Identify the lines that contain the word "pedagogía" and copy each one.

————————

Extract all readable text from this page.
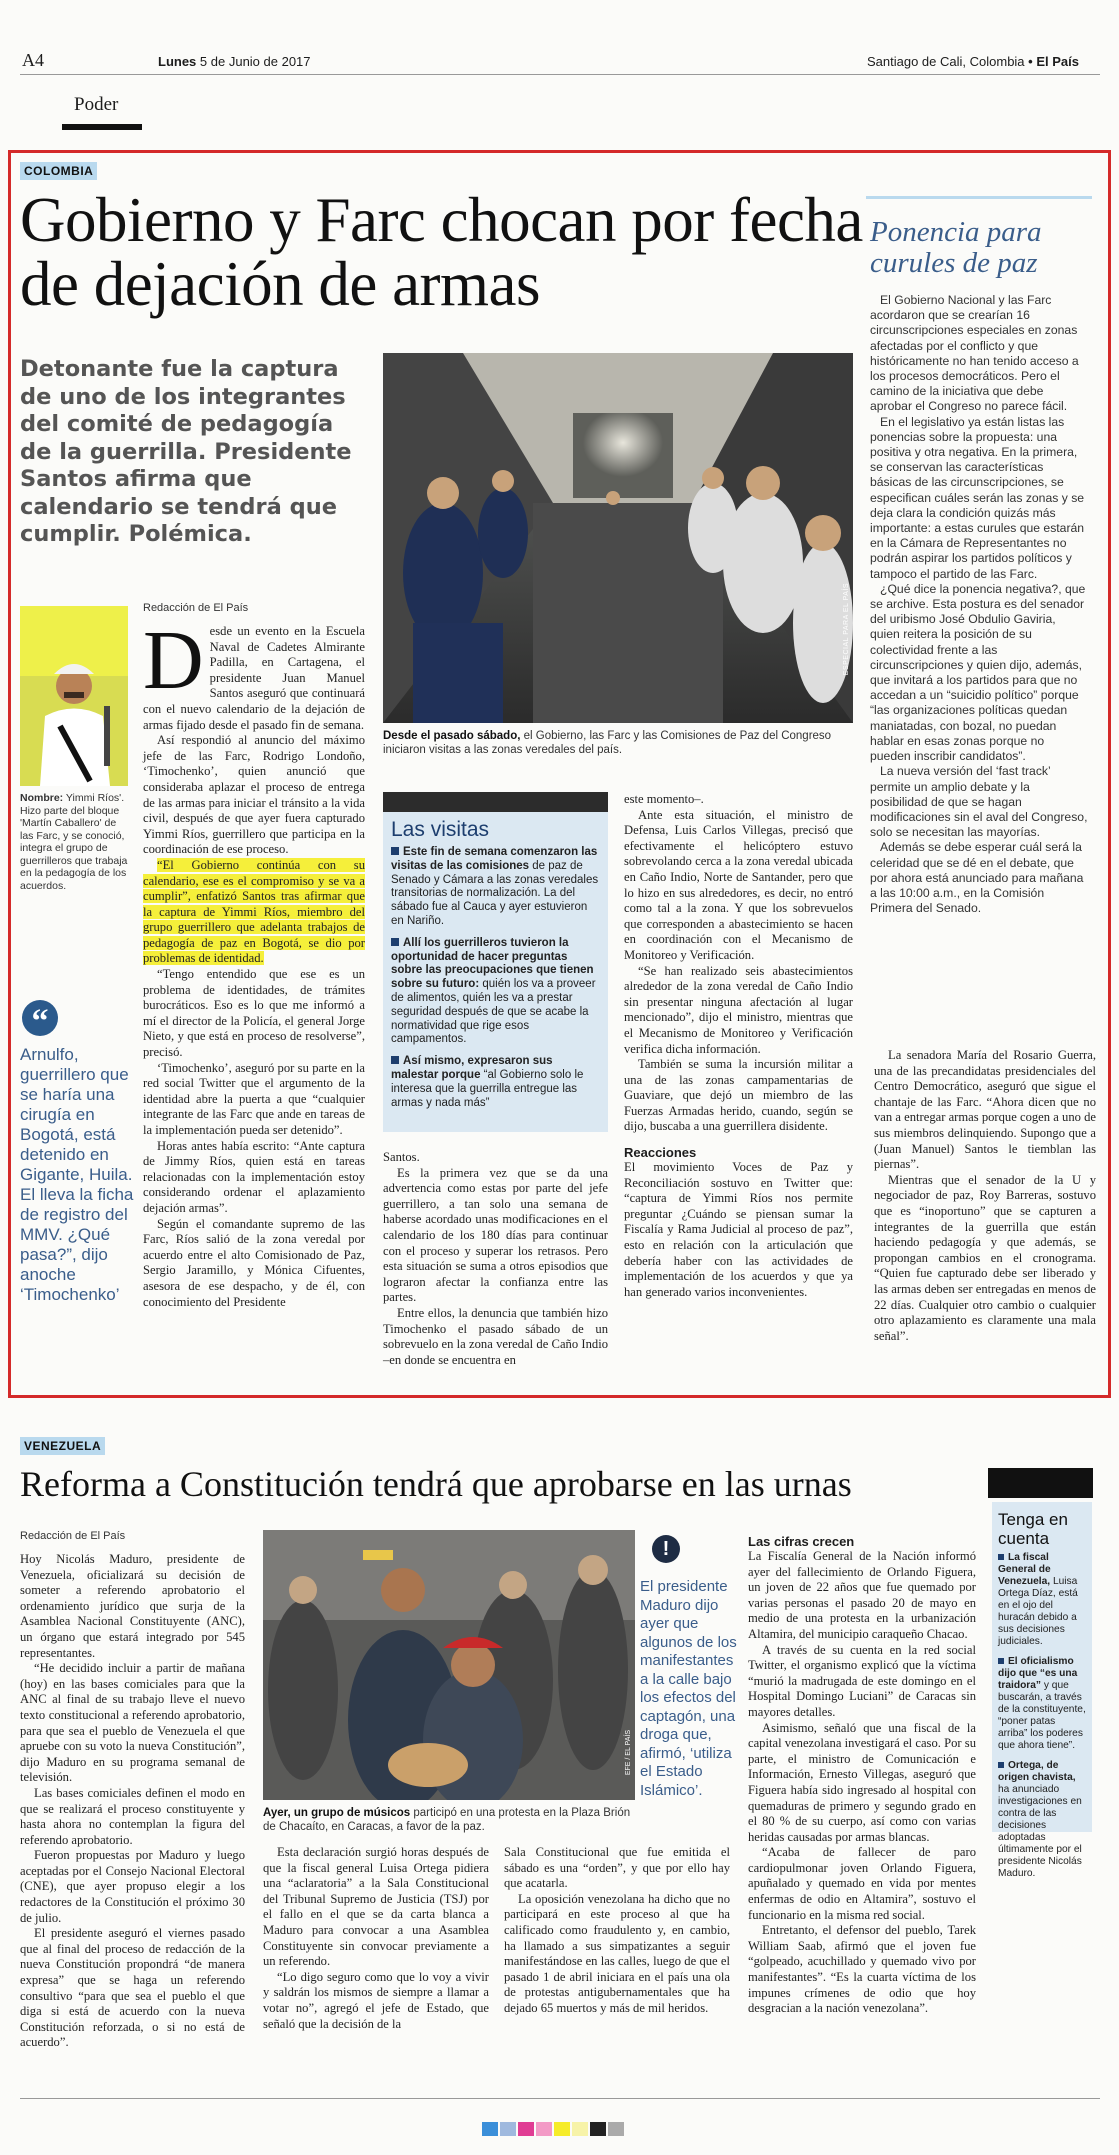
A4	Lunes 5 de Junio de 2017	Santiago de Cali, Colombia • El País
Poder
COLOMBIA
Gobierno y Farc chocan por fecha de dejación de armas
Detonante fue la captura de uno de los integrantes del comité de pedagogía de la guerrilla. Presidente Santos afirma que calendario se tendrá que cumplir. Polémica.
ESPECIAL PARA EL PAÍS
Desde el pasado sábado, el Gobierno, las Farc y las Comisiones de Paz del Congreso iniciaron visitas a las zonas veredales del país.
Nombre: Yimmi Ríos'. Hizo parte del bloque 'Martín Caballero' de las Farc, y se conoció, integra el grupo de guerrilleros que trabaja en la pedagogía de los acuerdos.
“
Arnulfo, guerrillero que se haría una cirugía en Bogotá, está detenido en Gigante, Huila. El lleva la ficha de registro del MMV. ¿Qué pasa?”, dijo anoche ‘Timochenko’
Redacción de El País
D esde un evento en la Escuela Naval de Cadetes Almirante Padilla, en Cartagena, el presidente Juan Manuel Santos aseguró que continuará con el nuevo calendario de la dejación de armas fijado desde el pasado fin de semana.

Así respondió al anuncio del máximo jefe de las Farc, Rodrigo Londoño, ‘Timochenko’, quien anunció que consideraba aplazar el proceso de entrega de las armas para iniciar el tránsito a la vida civil, después de que ayer fuera capturado Yimmi Ríos, guerrillero que participa en la coordinación de ese proceso.

“El Gobierno continúa con su calendario, ese es el compromiso y se va a cumplir”, enfatizó Santos tras afirmar que la captura de Yimmi Ríos, miembro del grupo guerrillero que adelanta trabajos de pedagogía de paz en Bogotá, se dio por problemas de identidad.

“Tengo entendido que ese es un problema de identidades, de trámites burocráticos. Eso es lo que me informó a mí el director de la Policía, el general Jorge Nieto, y que está en proceso de resolverse”, precisó.

‘Timochenko’, aseguró por su parte en la red social Twitter que el argumento de la identidad abre la puerta a que “cualquier integrante de las Farc que ande en tareas de la implementación pueda ser detenido”.

Horas antes había escrito: “Ante captura de Jimmy Ríos, quien está en tareas relacionadas con la implementación estoy considerando ordenar el aplazamiento dejación armas”.

Según el comandante supremo de las Farc, Ríos salió de la zona veredal por acuerdo entre el alto Comisionado de Paz, Sergio Jaramillo, y Mónica Cifuentes, asesora de ese despacho, y de él, con conocimiento del Presidente

Las visitas
Este fin de semana comenzaron las visitas de las comisiones de paz de Senado y Cámara a las zonas veredales transitorias de normalización. La del sábado fue al Cauca y ayer estuvieron en Nariño.
Allí los guerrilleros tuvieron la oportunidad de hacer preguntas sobre las preocupaciones que tienen sobre su futuro: quién los va a proveer de alimentos, quién les va a prestar seguridad después de que se acabe la normatividad que rige esos campamentos.
Así mismo, expresaron sus malestar porque “al Gobierno solo le interesa que la guerrilla entregue las armas y nada más”

Santos.

Es la primera vez que se da una advertencia como estas por parte del jefe guerrillero, a tan solo una semana de haberse acordado unas modificaciones en el calendario de los 180 días para continuar con el proceso y superar los retrasos. Pero esta situación se suma a otros episodios que lograron afectar la confianza entre las partes.

Entre ellos, la denuncia que también hizo Timochenko el pasado sábado de un sobrevuelo en la zona veredal de Caño Indio –en donde se encuentra en

este momento–.

Ante esta situación, el ministro de Defensa, Luis Carlos Villegas, precisó que efectivamente el helicóptero estuvo sobrevolando cerca a la zona veredal ubicada en Caño Indio, Norte de Santander, pero que lo hizo en sus alrededores, es decir, no entró como tal a la zona. Y que los sobrevuelos que corresponden a abastecimiento se hacen en coordinación con el Mecanismo de Monitoreo y Verificación.

“Se han realizado seis abastecimientos alrededor de la zona veredal de Caño Indio sin presentar ninguna afectación al lugar mencionado”, dijo el ministro, mientras que el Mecanismo de Monitoreo y Verificación verifica dicha información.

También se suma la incursión militar a una de las zonas campamentarias de Guaviare, que dejó un miembro de las Fuerzas Armadas herido, cuando, según se dijo, buscaba a una guerrillera disidente.

Reacciones

El movimiento Voces de Paz y Reconciliación sostuvo en Twitter que: “captura de Yimmi Ríos nos permite preguntar ¿Cuándo se piensan sumar la Fiscalía y Rama Judicial al proceso de paz”, esto en relación con la articulación que debería haber con las actividades de implementación de los acuerdos y que ya han generado varios inconvenientes.

Ponencia para curules de paz
El Gobierno Nacional y las Farc acordaron que se crearían 16 circunscripciones especiales en zonas afectadas por el conflicto y que históricamente no han tenido acceso a los procesos democráticos. Pero el camino de la iniciativa que debe aprobar el Congreso no parece fácil.
En el legislativo ya están listas las ponencias sobre la propuesta: una positiva y otra negativa. En la primera, se conservan las características básicas de las circunscripciones, se especifican cuáles serán las zonas y se deja clara la condición quizás más importante: a estas curules que estarán en la Cámara de Representantes no podrán aspirar los partidos políticos y tampoco el partido de las Farc.
¿Qué dice la ponencia negativa?, que se archive. Esta postura es del senador del uribismo José Obdulio Gaviria, quien reitera la posición de su colectividad frente a las circunscripciones y quien dijo, además, que invitará a los partidos para que no accedan a un “suicidio político” porque “las organizaciones políticas quedan maniatadas, con bozal, no puedan hablar en esas zonas porque no pueden inscribir candidatos”.
La nueva versión del ‘fast track’ permite un amplio debate y la posibilidad de que se hagan modificaciones sin el aval del Congreso, solo se necesitan las mayorías.
Además se debe esperar cuál será la celeridad que se dé en el debate, que por ahora está anunciado para mañana a las 10:00 a.m., en la Comisión Primera del Senado.

La senadora María del Rosario Guerra, una de las precandidatas presidenciales del Centro Democrático, aseguró que sigue el chantaje de las Farc. “Ahora dicen que no van a entregar armas porque cogen a uno de sus miembros delinquiendo. Supongo que a (Juan Manuel) Santos le tiemblan las piernas”.

Mientras que el senador de la U y negociador de paz, Roy Barreras, sostuvo que es “inoportuno” que se capturen a integrantes de la guerrilla que están haciendo pedagogía y que además, se propongan cambios en el cronograma. “Quien fue capturado debe ser liberado y las armas deben ser entregadas en menos de 22 días. Cualquier otro cambio o cualquier otro aplazamiento es claramente una mala señal”.

VENEZUELA
Reforma a Constitución tendrá que aprobarse en las urnas
Redacción de El País

Hoy Nicolás Maduro, presidente de Venezuela, oficializará su decisión de someter a referendo aprobatorio el ordenamiento jurídico que surja de la Asamblea Nacional Constituyente (ANC), un órgano que estará integrado por 545 representantes.

“He decidido incluir a partir de mañana (hoy) en las bases comiciales para que la ANC al final de su trabajo lleve el nuevo texto constitucional a referendo aprobatorio, para que sea el pueblo de Venezuela el que apruebe con su voto la nueva Constitución”, dijo Maduro en su programa semanal de televisión.

Las bases comiciales definen el modo en que se realizará el proceso constituyente y hasta ahora no contemplan la figura del referendo aprobatorio.

Fueron propuestas por Maduro y luego aceptadas por el Consejo Nacional Electoral (CNE), que ayer propuso elegir a los redactores de la Constitución el próximo 30 de julio.

El presidente aseguró el viernes pasado que al final del proceso de redacción de la nueva Constitución propondrá “de manera expresa” que se haga un referendo consultivo “para que sea el pueblo el que diga si está de acuerdo con la nueva Constitución reforzada, o si no está de acuerdo”.

EFE / EL PAÍS
Ayer, un grupo de músicos participó en una protesta en la Plaza Brión de Chacaíto, en Caracas, a favor de la paz.
!
El presidente Maduro dijo ayer que algunos de los manifestantes a la calle bajo los efectos del captagón, una droga que, afirmó, ‘utiliza el Estado Islámico’.

Esta declaración surgió horas después de que la fiscal general Luisa Ortega pidiera una “aclaratoria” a la Sala Constitucional del Tribunal Supremo de Justicia (TSJ) por el fallo en el que se da carta blanca a Maduro para convocar a una Asamblea Constituyente sin convocar previamente a un referendo.

“Lo digo seguro como que lo voy a vivir y saldrán los mismos de siempre a llamar a votar no”, agregó el jefe de Estado, que señaló que la decisión de la

Sala Constitucional que fue emitida el sábado es una “orden”, y que por ello hay que acatarla.

La oposición venezolana ha dicho que no participará en este proceso al que ha calificado como fraudulento y, en cambio, ha llamado a sus simpatizantes a seguir manifestándose en las calles, luego de que el pasado 1 de abril iniciara en el país una ola de protestas antigubernamentales que ha dejado 65 muertos y más de mil heridos.

Las cifras crecen

La Fiscalía General de la Nación informó ayer del fallecimiento de Orlando Figuera, un joven de 22 años que fue quemado por varias personas el pasado 20 de mayo en medio de una protesta en la urbanización Altamira, del municipio caraqueño Chacao.

A través de su cuenta en la red social Twitter, el organismo explicó que la víctima “murió la madrugada de este domingo en el Hospital Domingo Luciani” de Caracas sin mayores detalles.

Asimismo, señaló que una fiscal de la capital venezolana investigará el caso. Por su parte, el ministro de Comunicación e Información, Ernesto Villegas, aseguró que Figuera había sido ingresado al hospital con quemaduras de primero y segundo grado en el 80 % de su cuerpo, así como con varias heridas causadas por armas blancas.

“Acaba de fallecer de paro cardiopulmonar joven Orlando Figuera, apuñalado y quemado en vida por mentes enfermas de odio en Altamira”, sostuvo el funcionario en la misma red social.

Entretanto, el defensor del pueblo, Tarek William Saab, afirmó que el joven fue “golpeado, acuchillado y quemado vivo por manifestantes”. “Es la cuarta víctima de los impunes crímenes de odio que hoy desgracian a la nación venezolana”.

Tenga en cuenta
La fiscal General de Venezuela, Luisa Ortega Díaz, está en el ojo del huracán debido a sus decisiones judiciales.
El oficialismo dijo que “es una traidora” y que buscarán, a través de la constituyente, “poner patas arriba” los poderes que ahora tiene”.
Ortega, de origen chavista, ha anunciado investigaciones en contra de las decisiones adoptadas últimamente por el presidente Nicolás Maduro.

————————

> _Correct result_
Detonante fue la captura de uno de los integrantes del comité de pedagogía de la guerrilla. Presidente Santos afirma que calendario se tendrá que cumplir. Polémica.
Nombre: Yimmi Ríos'. Hizo parte del bloque 'Martín Caballero' de las Farc, y se conoció, integra el grupo de guerrilleros que trabaja en la pedagogía de los acuerdos.
“El Gobierno continúa con su calendario, ese es el compromiso y se va a cumplir”, enfatizó Santos tras afirmar que la captura de Yimmi Ríos, miembro del grupo guerrillero que adelanta trabajos de pedagogía de paz en Bogotá, se dio por problemas de identidad.
Mientras que el senador de la U y negociador de paz, Roy Barreras, sostuvo que es “inoportuno” que se capturen a integrantes de la guerrilla que están haciendo pedagogía y que además, se propongan cambios en el cronograma. “Quien fue capturado debe ser liberado y las armas deben ser entregadas en menos de 22 días. Cualquier otro cambio o cualquier otro aplazamiento es claramente una mala señal”.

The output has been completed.